• What is being asked: Write out all of the records precisely. Skip anything that is a picture.

>> BEGIN Extracted records

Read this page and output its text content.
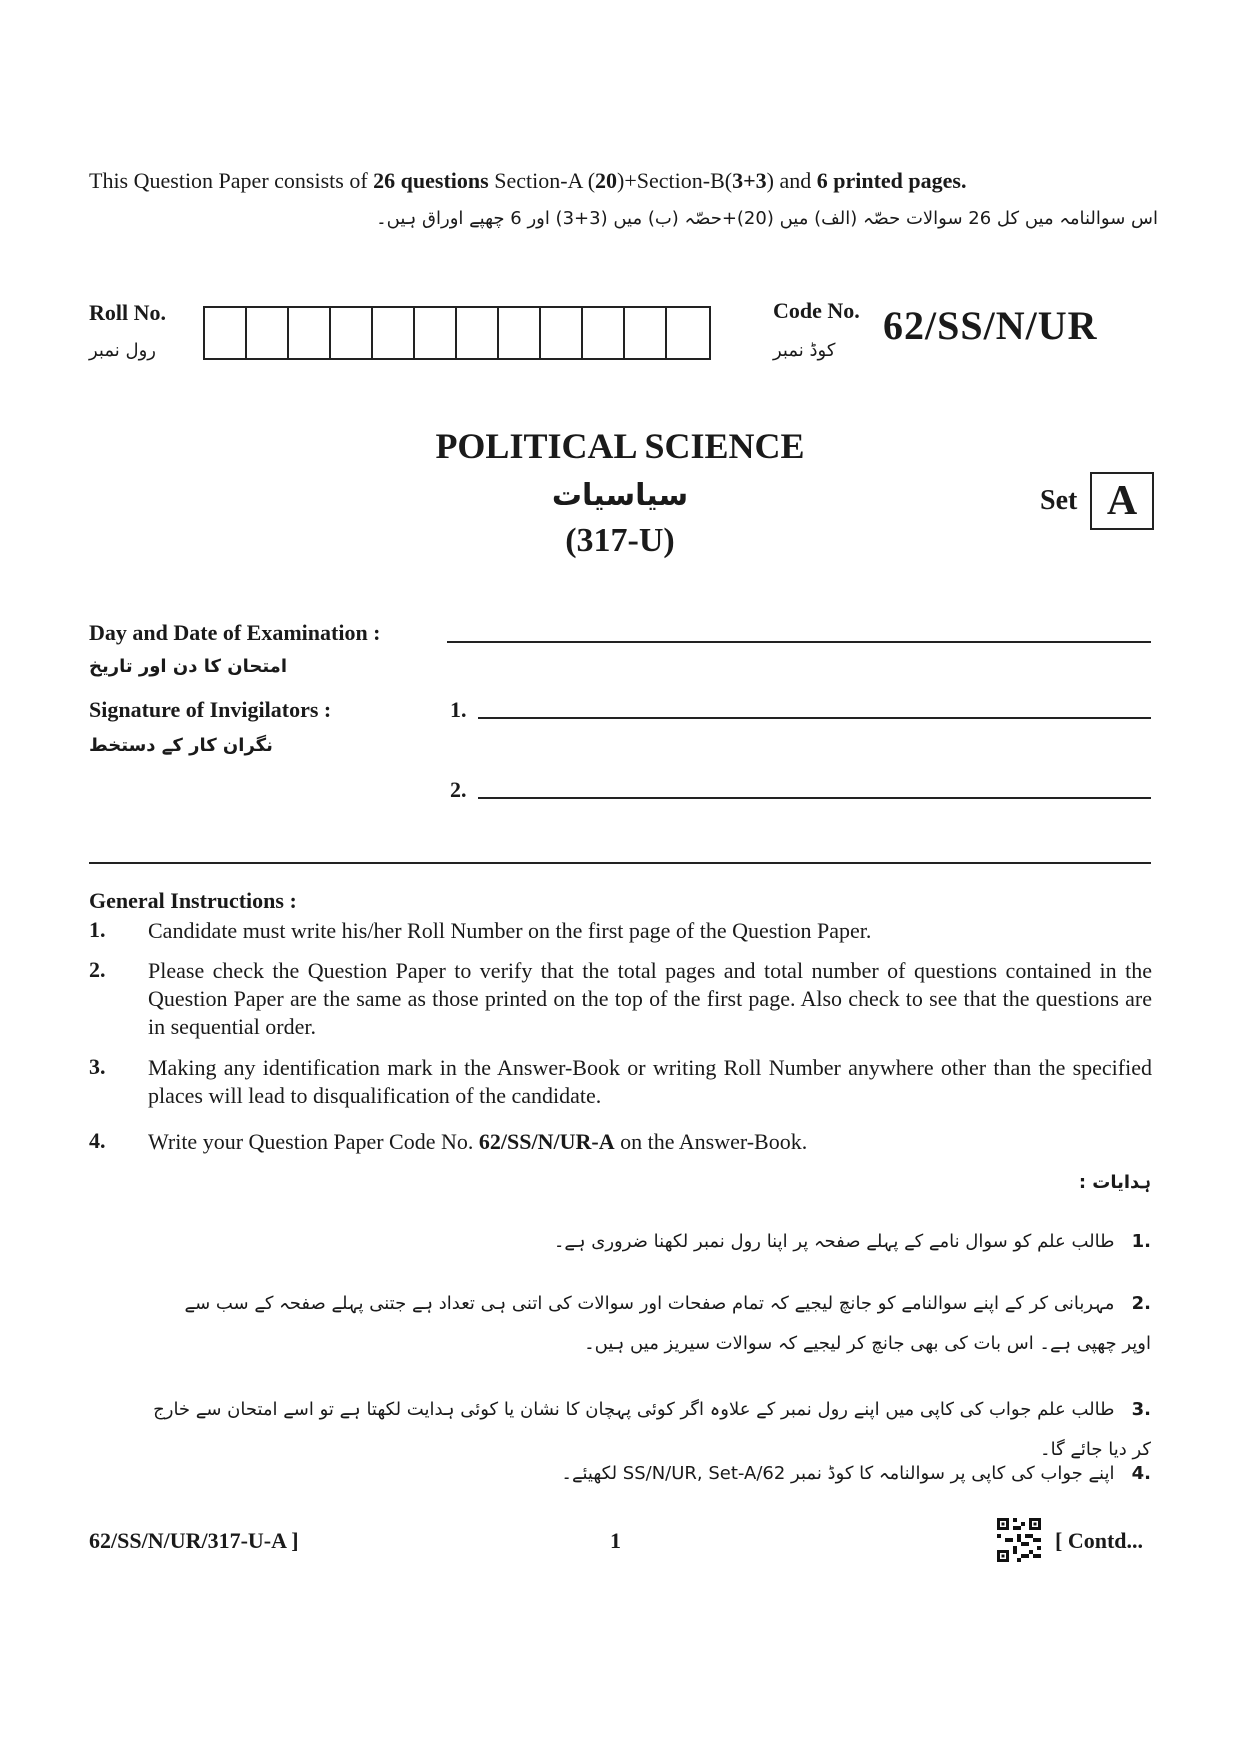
This Question Paper consists of 26 questions Section-A (20)+Section-B(3+3) and 6 printed pages.
اس سوالنامہ میں کل 26 سوالات حصّہ (الف) میں (20)+حصّہ (ب) میں (3+3) اور 6 چھپے اوراق ہیں۔
Roll No.
رول نمبر
Code No.
کوڈ نمبر
62/SS/N/UR
POLITICAL SCIENCE
سیاسیات
(317-U)
Set A
Day and Date of Examination :
امتحان کا دن اور تاریخ
Signature of Invigilators :	1.
نگران کار کے دستخط
2.
General Instructions :
1. Candidate must write his/her Roll Number on the first page of the Question Paper.
2. Please check the Question Paper to verify that the total pages and total number of questions contained in the Question Paper are the same as those printed on the top of the first page. Also check to see that the questions are in sequential order.
3. Making any identification mark in the Answer-Book or writing Roll Number anywhere other than the specified places will lead to disqualification of the candidate.
4. Write your Question Paper Code No. 62/SS/N/UR-A on the Answer-Book.
ہدایات :
.1   طالب علم کو سوال نامے کے پہلے صفحہ پر اپنا رول نمبر لکھنا ضروری ہے۔
.2   مہربانی کر کے اپنے سوالنامے کو جانچ لیجیے کہ تمام صفحات اور سوالات کی اتنی ہی تعداد ہے جتنی پہلے صفحہ کے سب سے اوپر چھپی ہے۔ اس بات کی بھی جانچ کر لیجیے کہ سوالات سیریز میں ہیں۔
.3   طالب علم جواب کی کاپی میں اپنے رول نمبر کے علاوہ اگر کوئی پہچان کا نشان یا کوئی ہدایت لکھتا ہے تو اسے امتحان سے خارج کر دیا جائے گا۔
.4   اپنے جواب کی کاپی پر سوالنامہ کا کوڈ نمبر 62/SS/N/UR, Set-A لکھیئے۔
62/SS/N/UR/317-U-A ]	1	[ Contd...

>> END Extracted records

• Solved problem:
Read this page and output its text content.
This Question Paper consists of 26 questions Section-A (20)+Section-B(3+3) and 6 printed pages.
اس سوالنامہ میں کل 26 سوالات حصّہ (الف) میں (20)+حصّہ (ب) میں (3+3) اور 6 چھپے اوراق ہیں۔
Roll No.
رول نمبر
Code No.
کوڈ نمبر
62/SS/N/UR
POLITICAL SCIENCE
سیاسیات
(317-U)
Set A
Day and Date of Examination :
امتحان کا دن اور تاریخ
Signature of Invigilators :	1.
نگران کار کے دستخط
2.
General Instructions :
1. Candidate must write his/her Roll Number on the first page of the Question Paper.
2. Please check the Question Paper to verify that the total pages and total number of questions contained in the Question Paper are the same as those printed on the top of the first page. Also check to see that the questions are in sequential order.
3. Making any identification mark in the Answer-Book or writing Roll Number anywhere other than the specified places will lead to disqualification of the candidate.
4. Write your Question Paper Code No. 62/SS/N/UR-A on the Answer-Book.
ہدایات :
.1   طالب علم کو سوال نامے کے پہلے صفحہ پر اپنا رول نمبر لکھنا ضروری ہے۔
.2   مہربانی کر کے اپنے سوالنامے کو جانچ لیجیے کہ تمام صفحات اور سوالات کی اتنی ہی تعداد ہے جتنی پہلے صفحہ کے سب سے اوپر چھپی ہے۔ اس بات کی بھی جانچ کر لیجیے کہ سوالات سیریز میں ہیں۔
.3   طالب علم جواب کی کاپی میں اپنے رول نمبر کے علاوہ اگر کوئی پہچان کا نشان یا کوئی ہدایت لکھتا ہے تو اسے امتحان سے خارج کر دیا جائے گا۔
.4   اپنے جواب کی کاپی پر سوالنامہ کا کوڈ نمبر 62/SS/N/UR, Set-A لکھیئے۔
62/SS/N/UR/317-U-A ]	1	[ Contd...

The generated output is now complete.